Exercise materials:

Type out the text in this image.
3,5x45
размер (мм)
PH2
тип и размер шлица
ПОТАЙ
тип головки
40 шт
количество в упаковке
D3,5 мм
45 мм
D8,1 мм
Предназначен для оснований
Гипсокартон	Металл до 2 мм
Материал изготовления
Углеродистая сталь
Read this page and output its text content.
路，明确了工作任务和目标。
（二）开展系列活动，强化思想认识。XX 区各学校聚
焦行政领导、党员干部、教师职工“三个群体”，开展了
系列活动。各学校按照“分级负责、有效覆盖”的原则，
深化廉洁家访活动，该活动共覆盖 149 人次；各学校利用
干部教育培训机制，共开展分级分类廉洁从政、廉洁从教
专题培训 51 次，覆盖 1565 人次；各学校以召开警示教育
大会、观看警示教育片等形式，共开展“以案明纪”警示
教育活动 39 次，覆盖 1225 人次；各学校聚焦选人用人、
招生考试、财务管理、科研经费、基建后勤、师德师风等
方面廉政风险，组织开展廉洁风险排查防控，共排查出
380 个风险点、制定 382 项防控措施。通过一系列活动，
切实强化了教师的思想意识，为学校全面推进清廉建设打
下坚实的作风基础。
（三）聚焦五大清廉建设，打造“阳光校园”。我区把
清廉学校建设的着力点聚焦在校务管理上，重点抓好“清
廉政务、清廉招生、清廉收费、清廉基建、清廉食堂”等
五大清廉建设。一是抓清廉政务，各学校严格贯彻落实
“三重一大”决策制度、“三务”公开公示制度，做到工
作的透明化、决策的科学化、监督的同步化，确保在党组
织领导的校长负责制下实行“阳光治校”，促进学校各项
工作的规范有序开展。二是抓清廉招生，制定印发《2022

Exercise objective:
Quote every entry exactly.

Answer for the task:
Type out the text in this image.
3,5x45
размер (мм)
PH2
тип и размер шлица
ПОТАЙ
тип головки
40 шт
количество в упаковке
D3,5 мм
45 мм
D8,1 мм
Предназначен для оснований
Гипсокартон	Металл до 2 мм
Материал изготовления
Углеродистая сталь
Read this page and output its text content.
路，明确了工作任务和目标。
（二）开展系列活动，强化思想认识。XX 区各学校聚
焦行政领导、党员干部、教师职工“三个群体”，开展了
系列活动。各学校按照“分级负责、有效覆盖”的原则，
深化廉洁家访活动，该活动共覆盖 149 人次；各学校利用
干部教育培训机制，共开展分级分类廉洁从政、廉洁从教
专题培训 51 次，覆盖 1565 人次；各学校以召开警示教育
大会、观看警示教育片等形式，共开展“以案明纪”警示
教育活动 39 次，覆盖 1225 人次；各学校聚焦选人用人、
招生考试、财务管理、科研经费、基建后勤、师德师风等
方面廉政风险，组织开展廉洁风险排查防控，共排查出
380 个风险点、制定 382 项防控措施。通过一系列活动，
切实强化了教师的思想意识，为学校全面推进清廉建设打
下坚实的作风基础。
（三）聚焦五大清廉建设，打造“阳光校园”。我区把
清廉学校建设的着力点聚焦在校务管理上，重点抓好“清
廉政务、清廉招生、清廉收费、清廉基建、清廉食堂”等
五大清廉建设。一是抓清廉政务，各学校严格贯彻落实
“三重一大”决策制度、“三务”公开公示制度，做到工
作的透明化、决策的科学化、监督的同步化，确保在党组
织领导的校长负责制下实行“阳光治校”，促进学校各项
工作的规范有序开展。二是抓清廉招生，制定印发《2022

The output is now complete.